■ **TEXTAUSZUG**
● ● ● ● ●

Nach dem 27. zusammenstoss vom 11. März hier das Protokoll des Abends und eine Einladung zum Nachtessen vom Freitag, 16. April, 19 Uhr. Der Abend fand im Foyer des Kulturzentrums BOA statt im Rahmen von "Cadavre Exquis". Der Zyklus ist dreiteilig und im FORUM luden wir zwei Gäste ein. Das Thema des Abends war: Warum nicht aus der Haut fahren? Unser Leben zwischen Askese und Ekstase. Eingeladen waren Esther Fischer Homberger (Medizinhistorikerin, Psychotherapeutin) und Jürg von Ins (Religionswissenschaftler, und Ethnologe). Urs Zürcher moderierte. Das Gespräch war öffentlich und gut besucht. Die Ausnahme bestätigt die Regel: keine leiblichen Speisen an diesem Abend.

Der Abend begann mit zwei Kurzreferaten von Esther Fischer-Homberger und Jürg von Ins. Esther Fischer-Homberger assoziierte bedacht. Aus der Haut fahren heisst verrückt werden, ist ein verzweifeltes oder auch lustvolles aus sich herausfahren. Es ist eine Begegnung mit einer anderen Ordnung als meiner. Die Haut ist Schnittstelle, Interface. Früher wurden Auge und Ohr, die Fernsinne, als die wichtigsten Sinne betrachtet. Heute ist es der Tastsinn. Die Haut ist aktuell geworden. Die Haut ist Modell für eine Grenze, heisst Hülle. Sie ist u.a. wasserdicht und schmutzabstossend. Sie steht für Begegnung, Erotik. Sie ist ein komplexes Organ.

● ● ● ● ●

■ **AUSGANGSDATEN**

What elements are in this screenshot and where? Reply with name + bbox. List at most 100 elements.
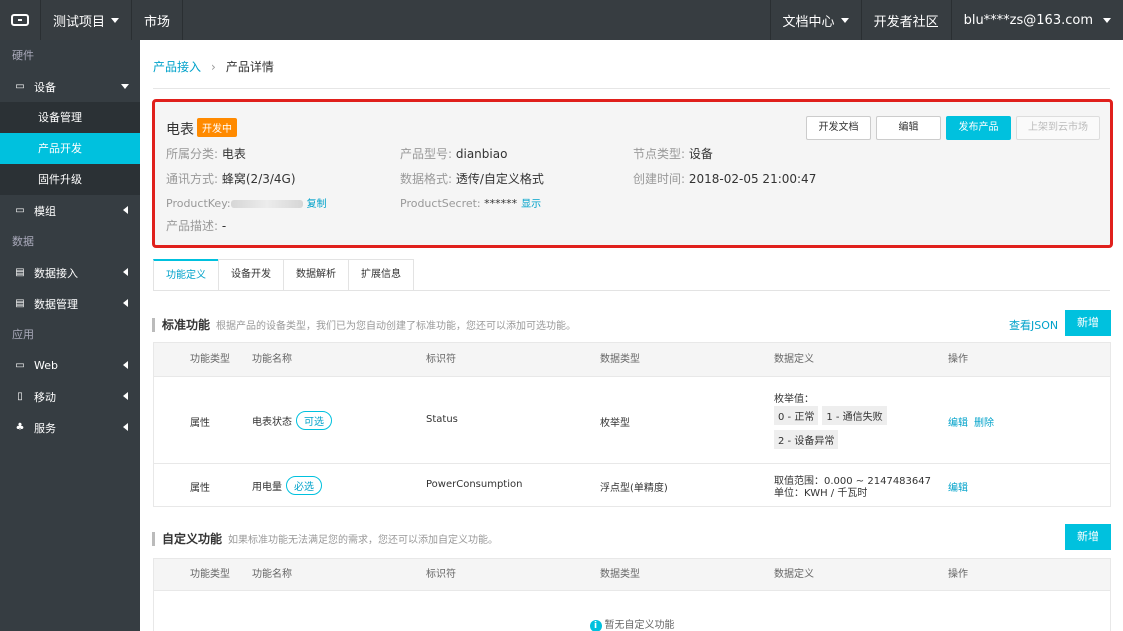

● ● ● ● ●

■ **AUFGABEN**
1: Entnimm dem Textauszug wortgetreu den Abschnitt von „Der Abend begann“ bis „ein komplexes Organ.“.
2: Übertrage folgenden Satz aus dem Textauszug ins Englische: „Früher wurden Auge und Ohr, die Fernsinne, als die wichtigsten Sinne betrachtet.“

■ **LÖSUNGEN**
1:
Der Abend begann mit zwei Kurzreferaten von Esther Fischer-Homberger und Jürg von Ins. Esther Fischer-Homberger assoziierte bedacht. Aus der Haut fahren heisst verrückt werden, ist ein verzweifeltes oder auch lustvolles aus sich herausfahren. Es ist eine Begegnung mit einer anderen Ordnung als meiner. Die Haut ist Schnittstelle, Interface. Früher wurden Auge und Ohr, die Fernsinne, als die wichtigsten Sinne betrachtet. Heute ist es der Tastsinn. Die Haut ist aktuell geworden. Die Haut ist Modell für eine Grenze, heisst Hülle. Sie ist u.a. wasserdicht und schmutzabstossend. Sie steht für Begegnung, Erotik. Sie ist ein komplexes Organ.

2: In the past, the eye and the ear, the distance senses, were regarded as the most important senses.